### [Work to do]
Each line that includes "вместимостью" counts once; give the total and nothing besides.

### [Data supplied]
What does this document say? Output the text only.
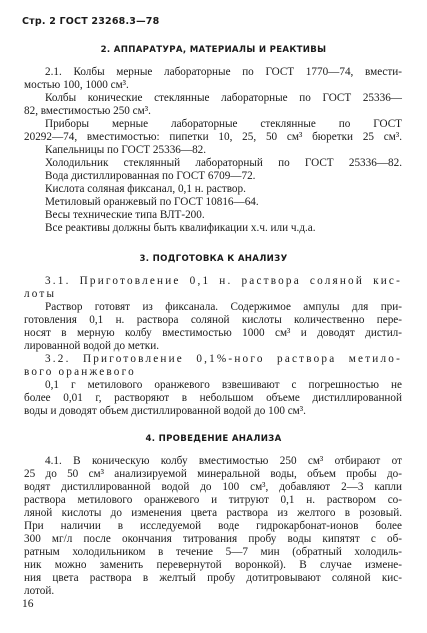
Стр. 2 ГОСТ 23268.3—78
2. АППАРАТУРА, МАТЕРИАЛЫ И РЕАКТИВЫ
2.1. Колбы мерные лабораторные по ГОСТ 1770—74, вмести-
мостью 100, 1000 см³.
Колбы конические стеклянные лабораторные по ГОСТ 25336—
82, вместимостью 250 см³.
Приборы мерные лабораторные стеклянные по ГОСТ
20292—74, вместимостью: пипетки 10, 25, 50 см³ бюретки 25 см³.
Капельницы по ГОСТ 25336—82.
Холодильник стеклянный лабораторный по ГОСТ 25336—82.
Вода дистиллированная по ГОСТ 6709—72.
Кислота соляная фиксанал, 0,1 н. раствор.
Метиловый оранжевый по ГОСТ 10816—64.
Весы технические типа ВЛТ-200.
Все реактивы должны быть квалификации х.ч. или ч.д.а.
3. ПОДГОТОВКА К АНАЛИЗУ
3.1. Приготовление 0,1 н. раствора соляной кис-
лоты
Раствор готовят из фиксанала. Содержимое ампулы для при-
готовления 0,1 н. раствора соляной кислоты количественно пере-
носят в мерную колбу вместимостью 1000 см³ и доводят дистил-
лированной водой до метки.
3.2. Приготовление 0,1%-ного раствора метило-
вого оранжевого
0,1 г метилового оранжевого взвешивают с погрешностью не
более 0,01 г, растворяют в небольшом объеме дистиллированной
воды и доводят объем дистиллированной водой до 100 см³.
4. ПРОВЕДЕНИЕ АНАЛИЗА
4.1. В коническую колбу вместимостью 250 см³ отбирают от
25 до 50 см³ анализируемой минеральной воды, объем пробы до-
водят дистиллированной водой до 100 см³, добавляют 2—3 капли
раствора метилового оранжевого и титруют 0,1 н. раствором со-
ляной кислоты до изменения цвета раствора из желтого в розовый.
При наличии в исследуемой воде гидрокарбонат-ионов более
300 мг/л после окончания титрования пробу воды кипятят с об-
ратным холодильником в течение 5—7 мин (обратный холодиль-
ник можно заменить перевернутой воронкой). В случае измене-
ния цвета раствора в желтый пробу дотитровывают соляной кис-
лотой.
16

==

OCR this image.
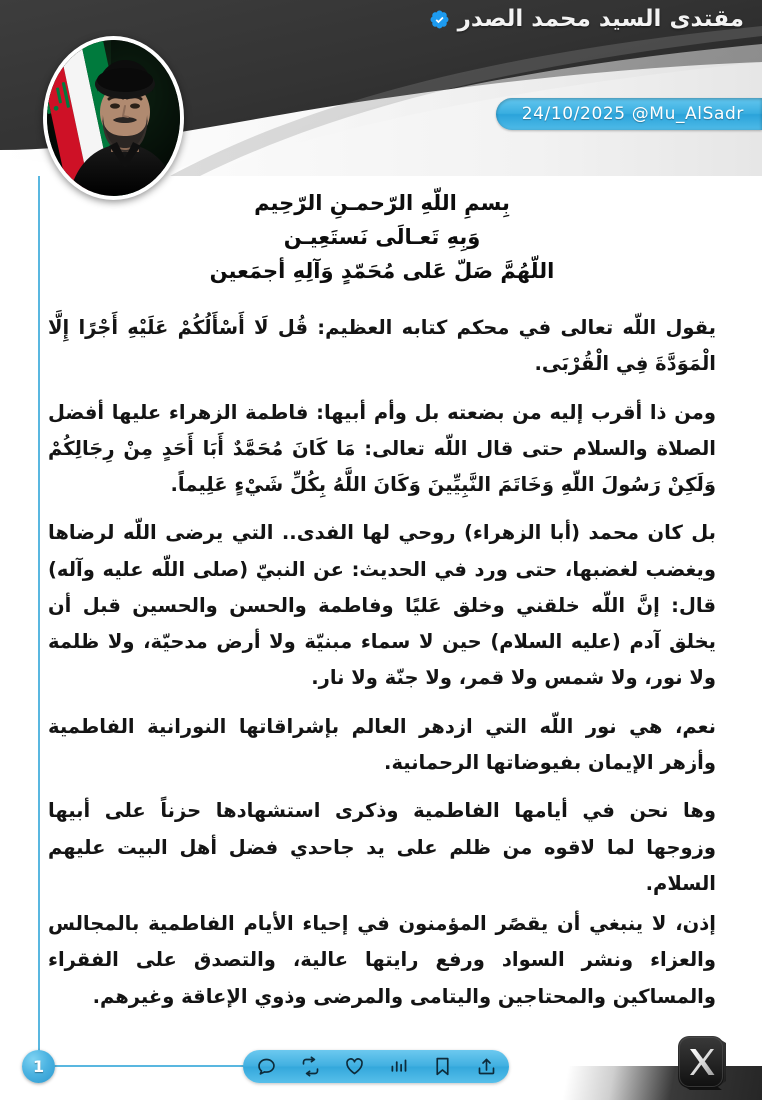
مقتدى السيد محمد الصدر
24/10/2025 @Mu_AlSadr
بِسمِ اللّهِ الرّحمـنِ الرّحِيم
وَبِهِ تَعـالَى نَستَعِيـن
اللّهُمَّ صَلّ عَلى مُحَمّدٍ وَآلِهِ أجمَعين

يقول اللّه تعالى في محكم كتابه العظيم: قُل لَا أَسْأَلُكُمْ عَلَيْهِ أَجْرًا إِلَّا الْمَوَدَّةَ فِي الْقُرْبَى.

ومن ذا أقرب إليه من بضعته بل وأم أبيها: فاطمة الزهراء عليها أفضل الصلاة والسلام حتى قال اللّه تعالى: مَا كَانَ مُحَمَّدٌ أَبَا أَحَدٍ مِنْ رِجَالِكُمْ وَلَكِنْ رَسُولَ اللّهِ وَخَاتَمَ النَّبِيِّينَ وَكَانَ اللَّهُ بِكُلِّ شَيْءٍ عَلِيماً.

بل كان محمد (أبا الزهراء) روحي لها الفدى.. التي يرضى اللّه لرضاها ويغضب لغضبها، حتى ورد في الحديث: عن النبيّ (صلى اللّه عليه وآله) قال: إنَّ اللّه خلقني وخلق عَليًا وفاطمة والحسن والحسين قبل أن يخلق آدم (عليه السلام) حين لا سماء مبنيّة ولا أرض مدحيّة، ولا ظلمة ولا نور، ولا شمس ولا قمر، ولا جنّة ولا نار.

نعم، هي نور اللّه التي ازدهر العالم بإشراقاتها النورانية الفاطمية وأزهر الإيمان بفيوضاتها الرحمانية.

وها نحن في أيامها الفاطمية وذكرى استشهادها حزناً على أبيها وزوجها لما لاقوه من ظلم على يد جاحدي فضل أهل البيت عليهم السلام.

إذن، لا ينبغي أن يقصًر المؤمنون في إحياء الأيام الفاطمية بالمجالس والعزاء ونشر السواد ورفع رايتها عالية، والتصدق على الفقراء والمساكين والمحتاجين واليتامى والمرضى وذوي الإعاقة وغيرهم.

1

### [Result for this exercise]
4